Scan the listing below and copy every line holding "Area".

--- start Data supplied ---

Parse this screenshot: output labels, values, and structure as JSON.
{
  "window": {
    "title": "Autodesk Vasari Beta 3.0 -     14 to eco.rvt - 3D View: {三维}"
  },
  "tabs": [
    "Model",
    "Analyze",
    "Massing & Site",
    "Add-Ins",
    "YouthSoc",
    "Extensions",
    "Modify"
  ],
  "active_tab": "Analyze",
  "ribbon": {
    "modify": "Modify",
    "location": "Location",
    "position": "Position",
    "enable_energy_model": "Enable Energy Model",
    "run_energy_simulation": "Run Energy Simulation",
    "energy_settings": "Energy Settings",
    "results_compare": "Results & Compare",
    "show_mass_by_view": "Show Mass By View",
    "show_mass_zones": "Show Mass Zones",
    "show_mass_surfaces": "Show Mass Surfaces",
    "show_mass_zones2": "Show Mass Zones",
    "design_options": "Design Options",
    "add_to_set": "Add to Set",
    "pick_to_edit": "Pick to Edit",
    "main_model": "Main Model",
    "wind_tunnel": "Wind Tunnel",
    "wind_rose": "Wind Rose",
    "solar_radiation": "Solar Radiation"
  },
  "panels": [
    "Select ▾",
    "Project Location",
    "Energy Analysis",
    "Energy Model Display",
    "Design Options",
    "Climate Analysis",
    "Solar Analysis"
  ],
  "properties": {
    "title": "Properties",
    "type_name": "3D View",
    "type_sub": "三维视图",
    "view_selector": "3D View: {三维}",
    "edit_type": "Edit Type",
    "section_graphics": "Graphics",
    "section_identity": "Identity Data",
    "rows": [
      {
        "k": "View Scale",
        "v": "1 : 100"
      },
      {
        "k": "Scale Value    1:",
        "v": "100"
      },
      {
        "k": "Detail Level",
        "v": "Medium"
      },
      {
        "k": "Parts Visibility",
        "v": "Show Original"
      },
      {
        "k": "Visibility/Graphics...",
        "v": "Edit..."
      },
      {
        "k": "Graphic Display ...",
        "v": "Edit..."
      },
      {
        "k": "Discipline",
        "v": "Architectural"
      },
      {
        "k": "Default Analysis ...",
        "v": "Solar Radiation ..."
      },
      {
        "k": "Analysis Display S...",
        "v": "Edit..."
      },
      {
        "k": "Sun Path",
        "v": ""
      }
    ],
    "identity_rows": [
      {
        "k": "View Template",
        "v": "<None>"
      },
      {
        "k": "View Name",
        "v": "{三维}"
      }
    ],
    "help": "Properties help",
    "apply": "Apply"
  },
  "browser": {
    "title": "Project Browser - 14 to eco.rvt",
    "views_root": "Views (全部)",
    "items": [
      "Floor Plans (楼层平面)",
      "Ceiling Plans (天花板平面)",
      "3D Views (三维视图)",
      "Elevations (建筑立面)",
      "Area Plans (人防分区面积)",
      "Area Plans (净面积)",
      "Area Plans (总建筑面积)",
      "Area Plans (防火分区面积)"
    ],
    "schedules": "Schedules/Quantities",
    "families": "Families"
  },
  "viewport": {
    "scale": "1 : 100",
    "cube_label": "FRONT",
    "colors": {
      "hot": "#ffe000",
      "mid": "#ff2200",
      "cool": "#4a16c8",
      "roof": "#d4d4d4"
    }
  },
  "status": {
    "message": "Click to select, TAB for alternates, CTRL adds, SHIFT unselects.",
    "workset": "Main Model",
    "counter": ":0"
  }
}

--- end Data supplied ---

Written solution:
      "Area Plans (人防分区面积)",
      "Area Plans (净面积)",
      "Area Plans (总建筑面积)",
      "Area Plans (防火分区面积)"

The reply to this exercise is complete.